SUPPLIED ENTRIES ->

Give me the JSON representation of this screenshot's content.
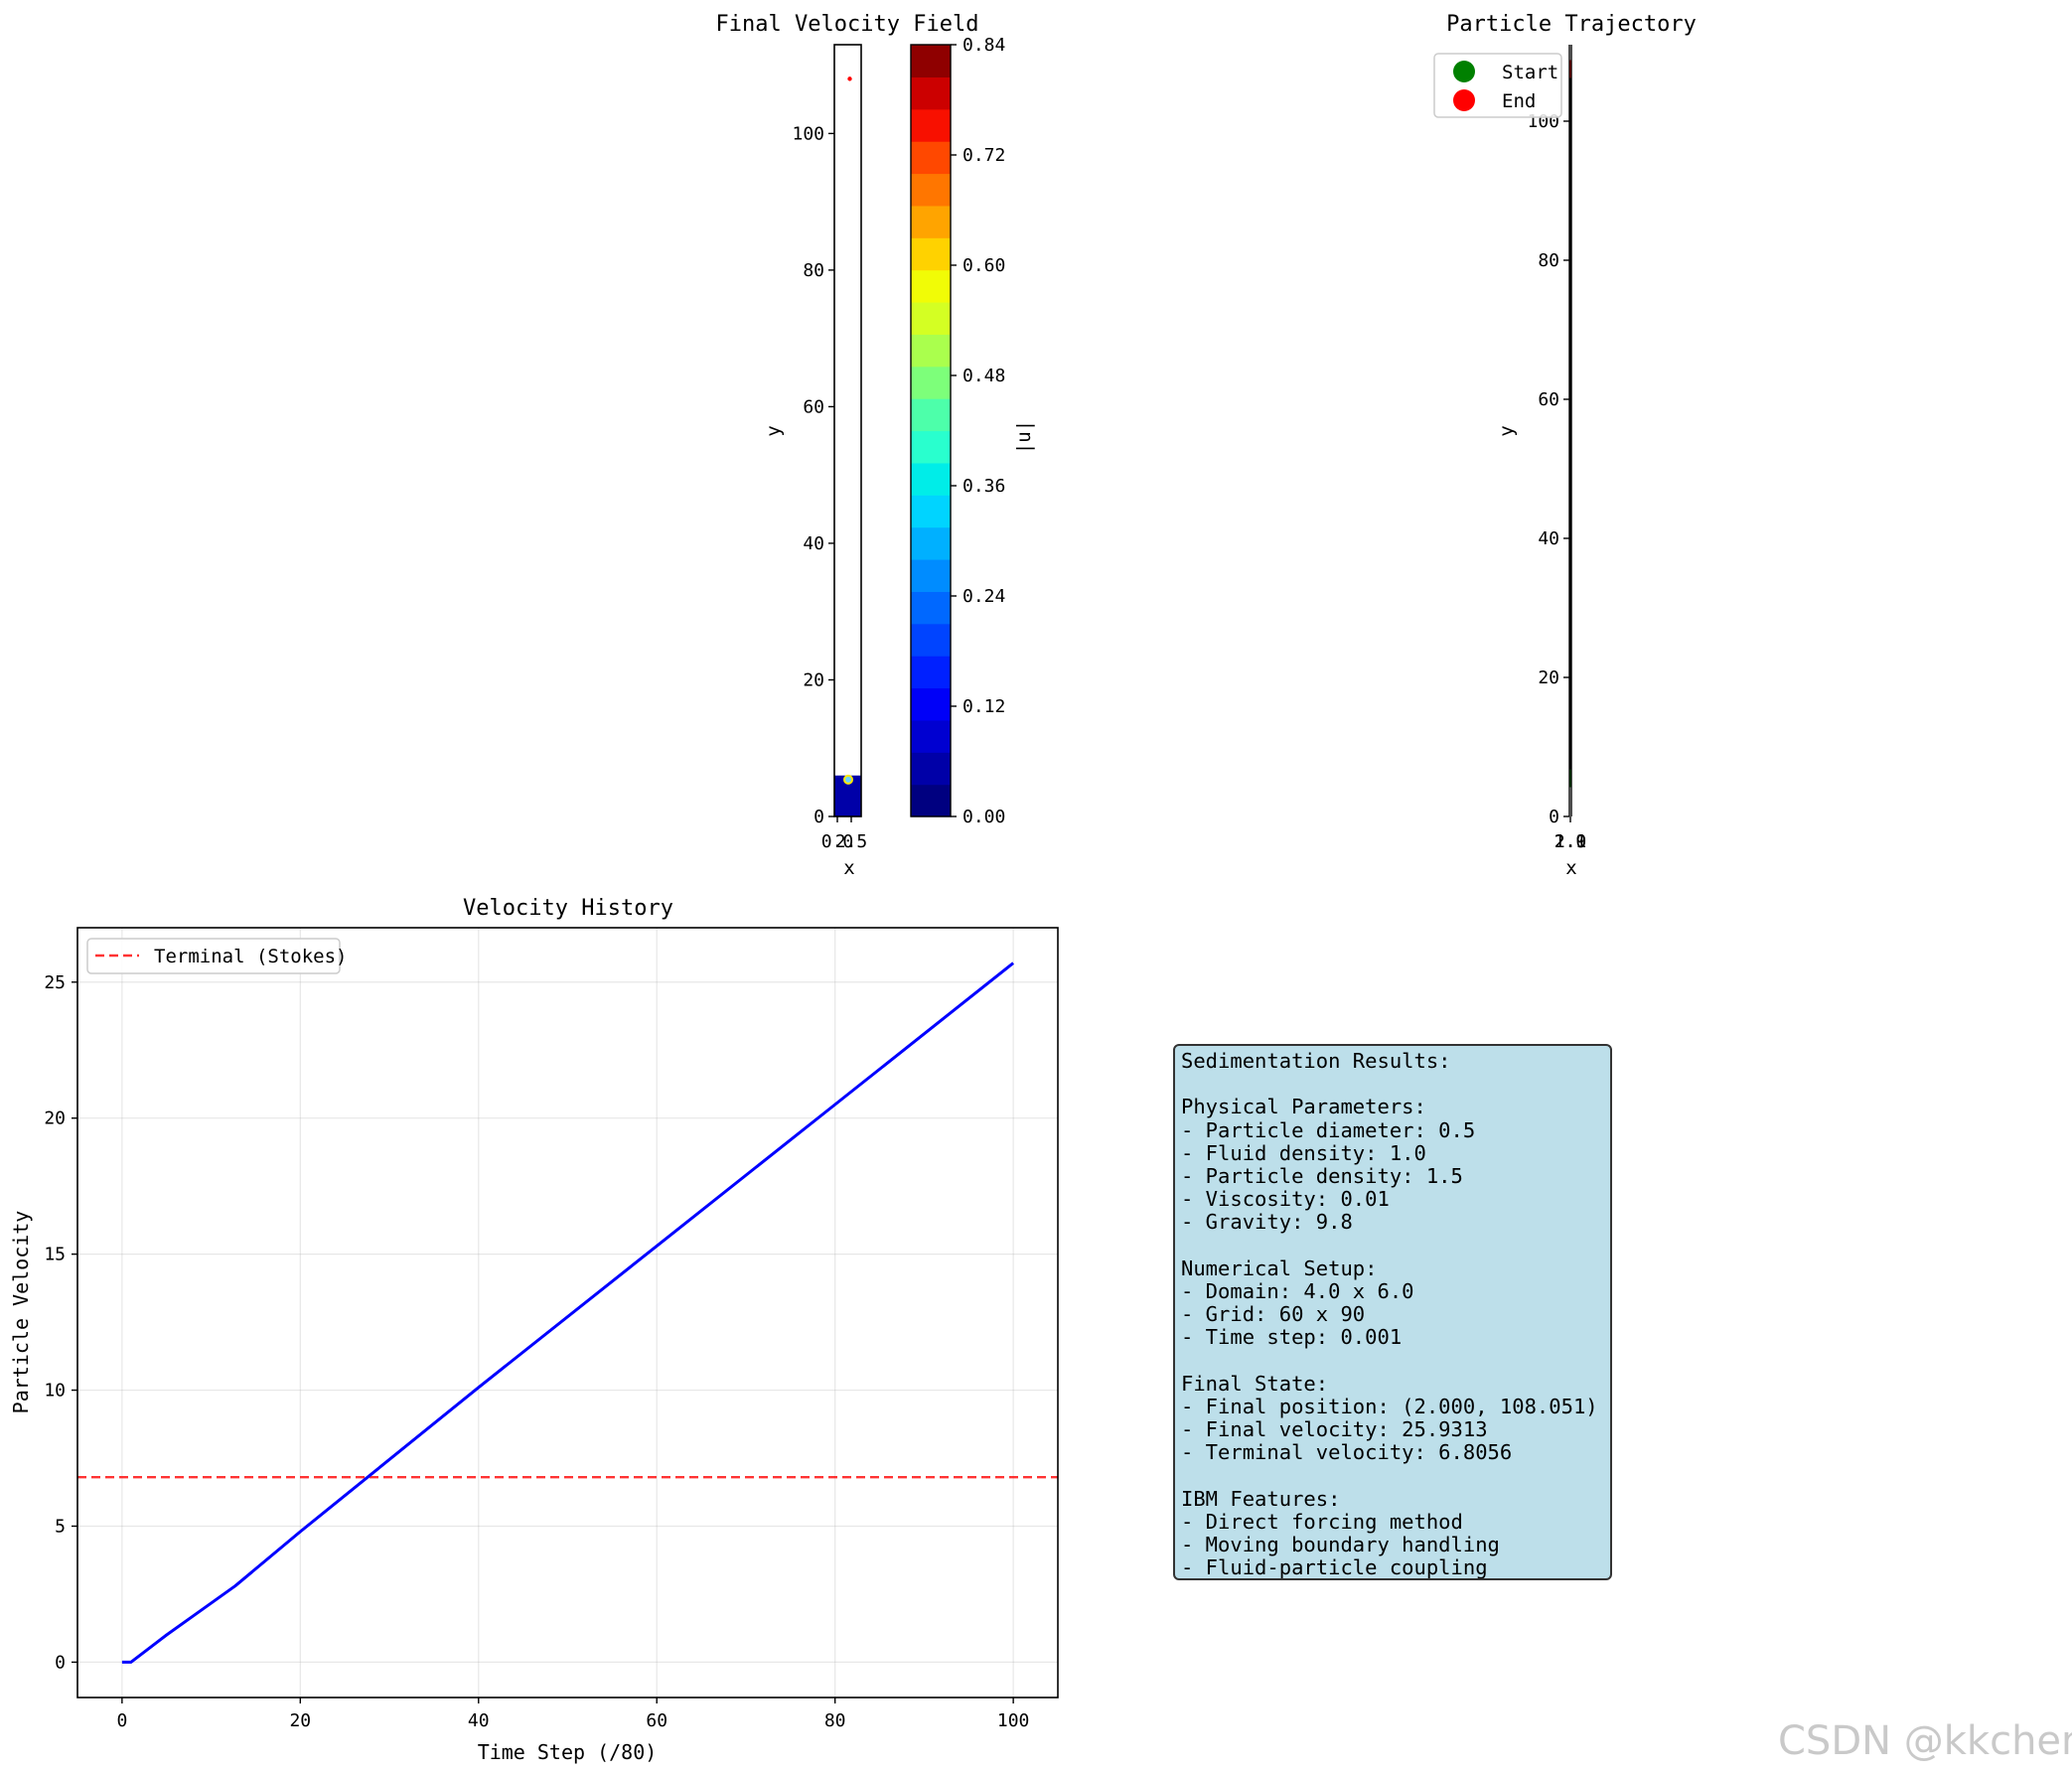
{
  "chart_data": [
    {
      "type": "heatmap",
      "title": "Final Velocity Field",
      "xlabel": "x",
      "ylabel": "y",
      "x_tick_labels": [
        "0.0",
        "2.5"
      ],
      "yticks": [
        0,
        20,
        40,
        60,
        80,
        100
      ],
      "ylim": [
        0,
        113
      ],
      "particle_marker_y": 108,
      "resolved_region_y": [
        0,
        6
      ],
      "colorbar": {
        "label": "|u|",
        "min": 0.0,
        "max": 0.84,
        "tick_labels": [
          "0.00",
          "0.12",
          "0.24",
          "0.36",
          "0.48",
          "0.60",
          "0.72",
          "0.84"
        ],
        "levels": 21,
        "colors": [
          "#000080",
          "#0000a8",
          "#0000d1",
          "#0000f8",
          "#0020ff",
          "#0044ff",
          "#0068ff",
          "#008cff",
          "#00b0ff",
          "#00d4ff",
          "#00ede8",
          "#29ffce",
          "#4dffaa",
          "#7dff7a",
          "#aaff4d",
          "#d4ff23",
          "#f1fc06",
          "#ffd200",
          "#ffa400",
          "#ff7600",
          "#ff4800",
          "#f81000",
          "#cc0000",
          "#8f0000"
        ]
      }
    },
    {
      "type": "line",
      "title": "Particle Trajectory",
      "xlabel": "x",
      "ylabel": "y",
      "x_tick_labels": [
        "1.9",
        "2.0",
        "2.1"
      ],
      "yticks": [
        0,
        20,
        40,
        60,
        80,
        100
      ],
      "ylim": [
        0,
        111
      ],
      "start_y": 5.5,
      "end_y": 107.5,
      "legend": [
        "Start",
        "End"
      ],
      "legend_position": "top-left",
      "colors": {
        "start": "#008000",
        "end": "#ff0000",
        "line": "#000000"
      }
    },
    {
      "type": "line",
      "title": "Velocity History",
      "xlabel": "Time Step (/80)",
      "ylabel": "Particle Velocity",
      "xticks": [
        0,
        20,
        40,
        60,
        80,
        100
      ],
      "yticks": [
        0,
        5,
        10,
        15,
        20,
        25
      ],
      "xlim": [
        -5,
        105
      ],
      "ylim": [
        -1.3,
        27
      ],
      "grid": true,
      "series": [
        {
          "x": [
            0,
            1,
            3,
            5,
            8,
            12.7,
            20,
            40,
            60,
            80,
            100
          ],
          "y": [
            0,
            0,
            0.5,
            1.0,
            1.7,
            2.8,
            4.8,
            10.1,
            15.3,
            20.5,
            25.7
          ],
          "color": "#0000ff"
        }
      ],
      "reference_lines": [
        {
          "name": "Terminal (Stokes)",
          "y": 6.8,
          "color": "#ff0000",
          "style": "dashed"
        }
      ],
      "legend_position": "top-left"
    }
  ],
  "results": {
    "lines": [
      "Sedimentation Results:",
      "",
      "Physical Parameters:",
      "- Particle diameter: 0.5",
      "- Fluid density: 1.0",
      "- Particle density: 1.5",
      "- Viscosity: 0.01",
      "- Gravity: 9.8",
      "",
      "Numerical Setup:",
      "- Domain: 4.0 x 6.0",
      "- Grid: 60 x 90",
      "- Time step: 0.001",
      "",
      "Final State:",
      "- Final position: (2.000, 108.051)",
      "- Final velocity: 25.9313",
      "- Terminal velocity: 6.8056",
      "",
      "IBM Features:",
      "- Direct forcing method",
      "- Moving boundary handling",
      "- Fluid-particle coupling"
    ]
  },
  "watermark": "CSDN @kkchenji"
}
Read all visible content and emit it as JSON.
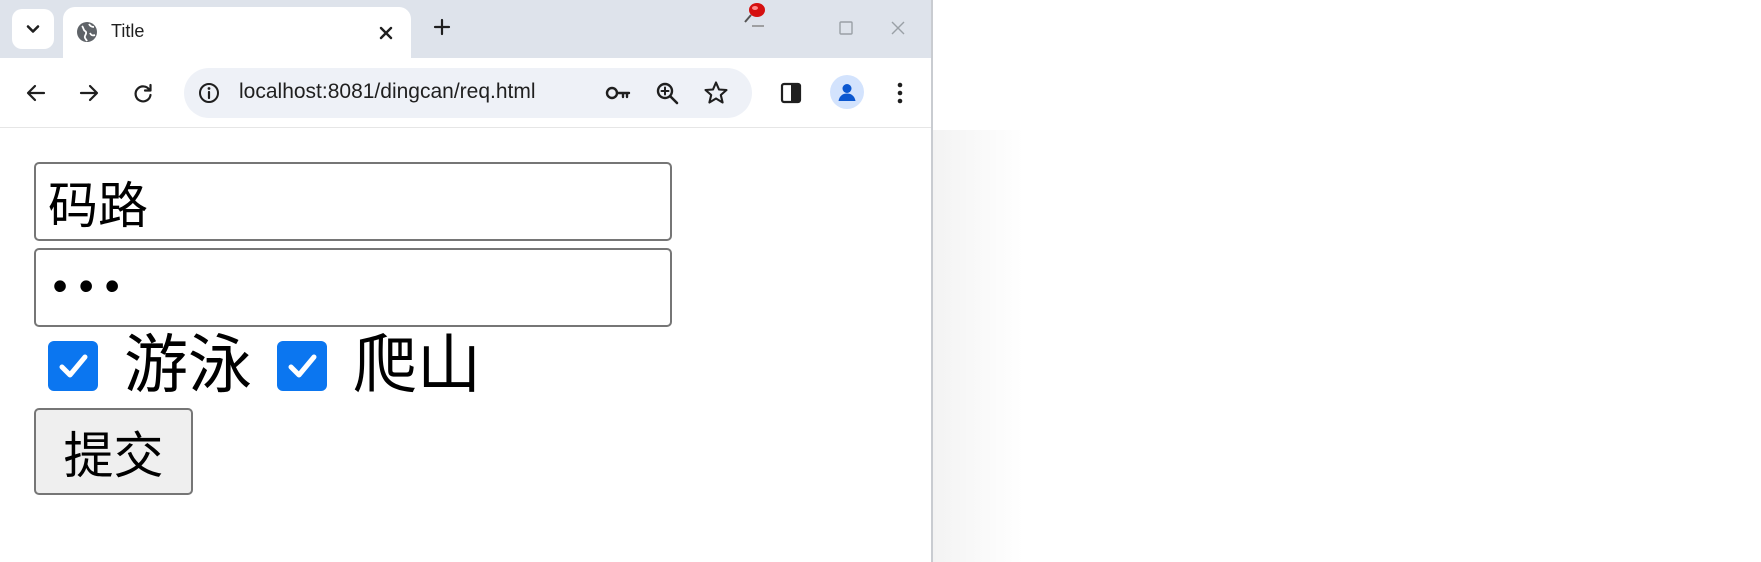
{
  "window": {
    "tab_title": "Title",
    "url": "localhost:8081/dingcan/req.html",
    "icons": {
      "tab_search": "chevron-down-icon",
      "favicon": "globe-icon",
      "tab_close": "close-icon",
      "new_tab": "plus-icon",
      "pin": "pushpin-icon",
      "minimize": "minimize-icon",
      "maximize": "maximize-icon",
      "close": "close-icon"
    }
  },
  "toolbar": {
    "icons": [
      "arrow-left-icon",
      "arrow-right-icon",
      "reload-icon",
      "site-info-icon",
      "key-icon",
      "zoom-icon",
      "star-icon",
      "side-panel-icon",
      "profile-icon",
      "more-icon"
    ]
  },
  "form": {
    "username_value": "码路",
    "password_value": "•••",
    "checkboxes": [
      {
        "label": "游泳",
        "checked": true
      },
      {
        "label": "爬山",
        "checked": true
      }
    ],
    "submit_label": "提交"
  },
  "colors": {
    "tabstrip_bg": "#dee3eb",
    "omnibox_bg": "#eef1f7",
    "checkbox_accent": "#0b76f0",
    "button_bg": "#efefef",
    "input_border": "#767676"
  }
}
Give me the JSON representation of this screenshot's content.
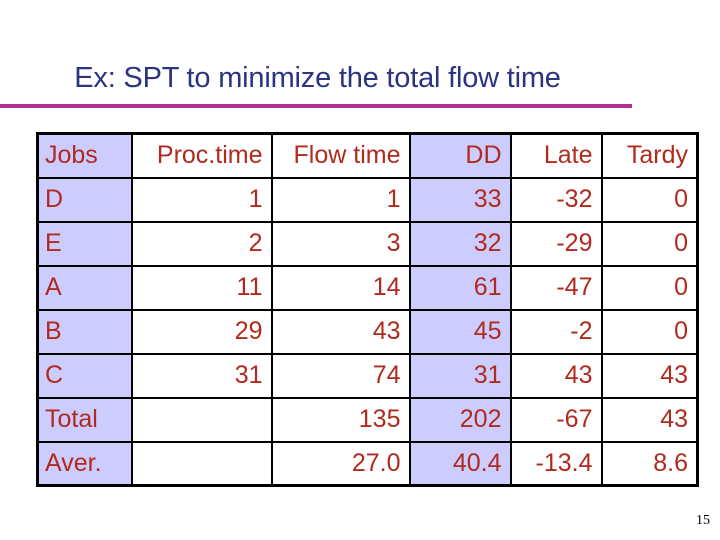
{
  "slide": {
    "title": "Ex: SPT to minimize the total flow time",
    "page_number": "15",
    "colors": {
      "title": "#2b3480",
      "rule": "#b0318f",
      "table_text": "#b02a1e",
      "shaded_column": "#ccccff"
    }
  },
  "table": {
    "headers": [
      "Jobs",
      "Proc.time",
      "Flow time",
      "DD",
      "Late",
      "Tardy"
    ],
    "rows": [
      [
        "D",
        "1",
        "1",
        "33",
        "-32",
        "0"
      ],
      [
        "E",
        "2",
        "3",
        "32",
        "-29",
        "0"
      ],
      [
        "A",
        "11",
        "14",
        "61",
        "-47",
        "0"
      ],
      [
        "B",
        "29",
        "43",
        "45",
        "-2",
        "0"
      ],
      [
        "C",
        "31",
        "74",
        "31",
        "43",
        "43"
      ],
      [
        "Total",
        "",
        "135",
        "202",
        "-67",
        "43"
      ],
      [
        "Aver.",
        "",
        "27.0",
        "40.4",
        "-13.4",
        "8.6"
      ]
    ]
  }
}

GOAL ->
Gather each line holding the string "Fluid".

TASK OUTPUT ->
      "- Fluid density: 1.0",
      "- Fluid-particle coupling"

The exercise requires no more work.